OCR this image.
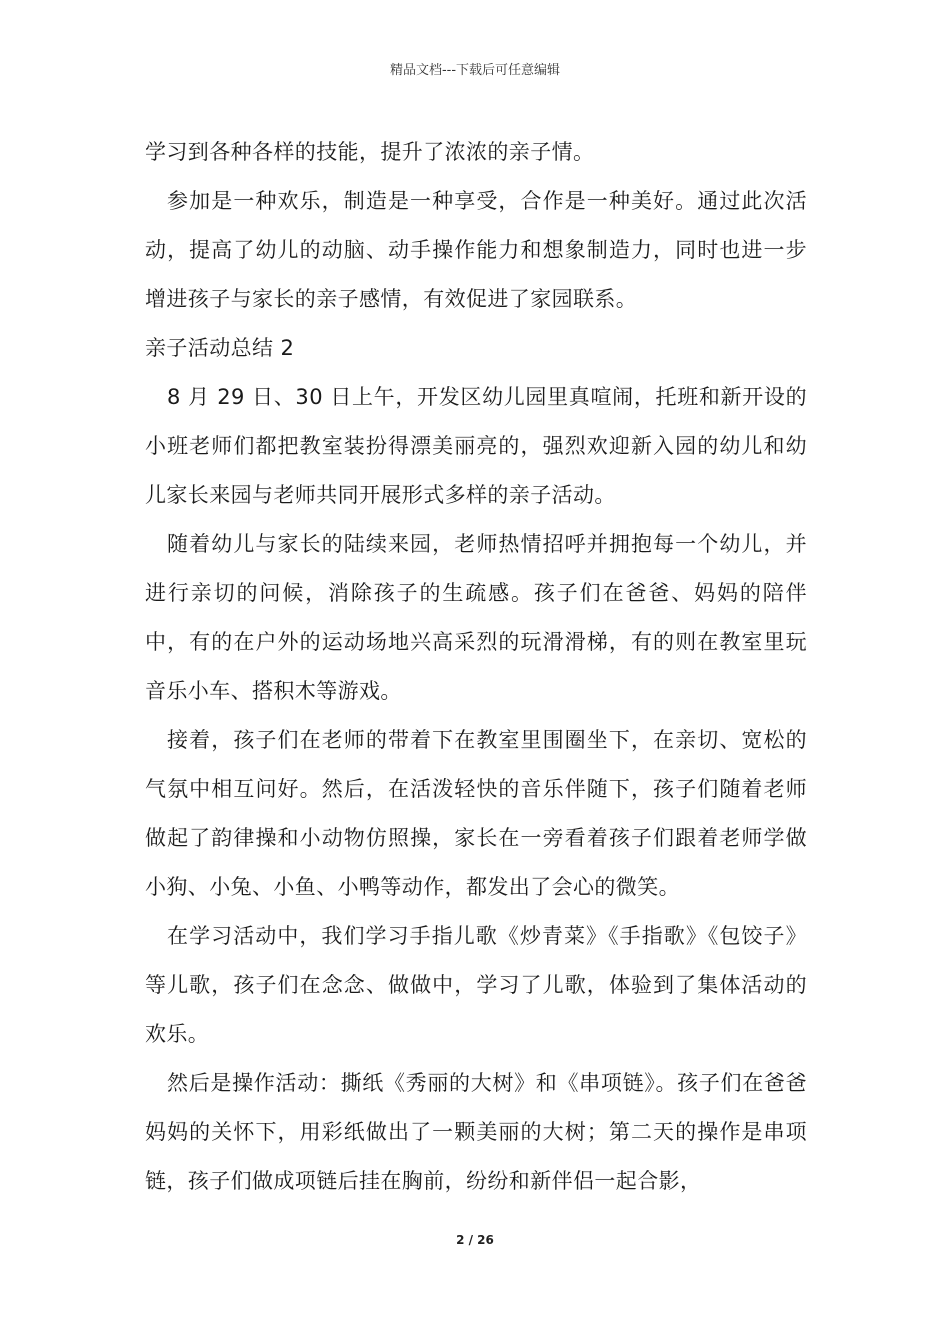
精品文档---下载后可任意编辑

学习到各种各样的技能，提升了浓浓的亲子情。

参加是一种欢乐，制造是一种享受，合作是一种美好。通过此次活动，提高了幼儿的动脑、动手操作能力和想象制造力，同时也进一步增进孩子与家长的亲子感情，有效促进了家园联系。

亲子活动总结 2

8 月 29 日、30 日上午，开发区幼儿园里真喧闹，托班和新开设的小班老师们都把教室装扮得漂美丽亮的，强烈欢迎新入园的幼儿和幼儿家长来园与老师共同开展形式多样的亲子活动。

随着幼儿与家长的陆续来园，老师热情招呼并拥抱每一个幼儿，并进行亲切的问候，消除孩子的生疏感。孩子们在爸爸、妈妈的陪伴中，有的在户外的运动场地兴高采烈的玩滑滑梯，有的则在教室里玩音乐小车、搭积木等游戏。

接着，孩子们在老师的带着下在教室里围圈坐下，在亲切、宽松的气氛中相互问好。然后，在活泼轻快的音乐伴随下，孩子们随着老师做起了韵律操和小动物仿照操，家长在一旁看着孩子们跟着老师学做小狗、小兔、小鱼、小鸭等动作，都发出了会心的微笑。

在学习活动中，我们学习手指儿歌《炒青菜》《手指歌》《包饺子》等儿歌，孩子们在念念、做做中，学习了儿歌，体验到了集体活动的欢乐。

然后是操作活动：撕纸《秀丽的大树》和《串项链》。孩子们在爸爸妈妈的关怀下，用彩纸做出了一颗美丽的大树；第二天的操作是串项链，孩子们做成项链后挂在胸前，纷纷和新伴侣一起合影，

2 / 26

__Exercise task__
Write the material out again exactly as it appears, dropping the pictures.

__Result of the task__
OCR this image.
精品文档---下载后可任意编辑

学习到各种各样的技能，提升了浓浓的亲子情。

参加是一种欢乐，制造是一种享受，合作是一种美好。通过此次活动，提高了幼儿的动脑、动手操作能力和想象制造力，同时也进一步增进孩子与家长的亲子感情，有效促进了家园联系。

亲子活动总结 2

8 月 29 日、30 日上午，开发区幼儿园里真喧闹，托班和新开设的小班老师们都把教室装扮得漂美丽亮的，强烈欢迎新入园的幼儿和幼儿家长来园与老师共同开展形式多样的亲子活动。

随着幼儿与家长的陆续来园，老师热情招呼并拥抱每一个幼儿，并进行亲切的问候，消除孩子的生疏感。孩子们在爸爸、妈妈的陪伴中，有的在户外的运动场地兴高采烈的玩滑滑梯，有的则在教室里玩音乐小车、搭积木等游戏。

接着，孩子们在老师的带着下在教室里围圈坐下，在亲切、宽松的气氛中相互问好。然后，在活泼轻快的音乐伴随下，孩子们随着老师做起了韵律操和小动物仿照操，家长在一旁看着孩子们跟着老师学做小狗、小兔、小鱼、小鸭等动作，都发出了会心的微笑。

在学习活动中，我们学习手指儿歌《炒青菜》《手指歌》《包饺子》等儿歌，孩子们在念念、做做中，学习了儿歌，体验到了集体活动的欢乐。

然后是操作活动：撕纸《秀丽的大树》和《串项链》。孩子们在爸爸妈妈的关怀下，用彩纸做出了一颗美丽的大树；第二天的操作是串项链，孩子们做成项链后挂在胸前，纷纷和新伴侣一起合影，

2 / 26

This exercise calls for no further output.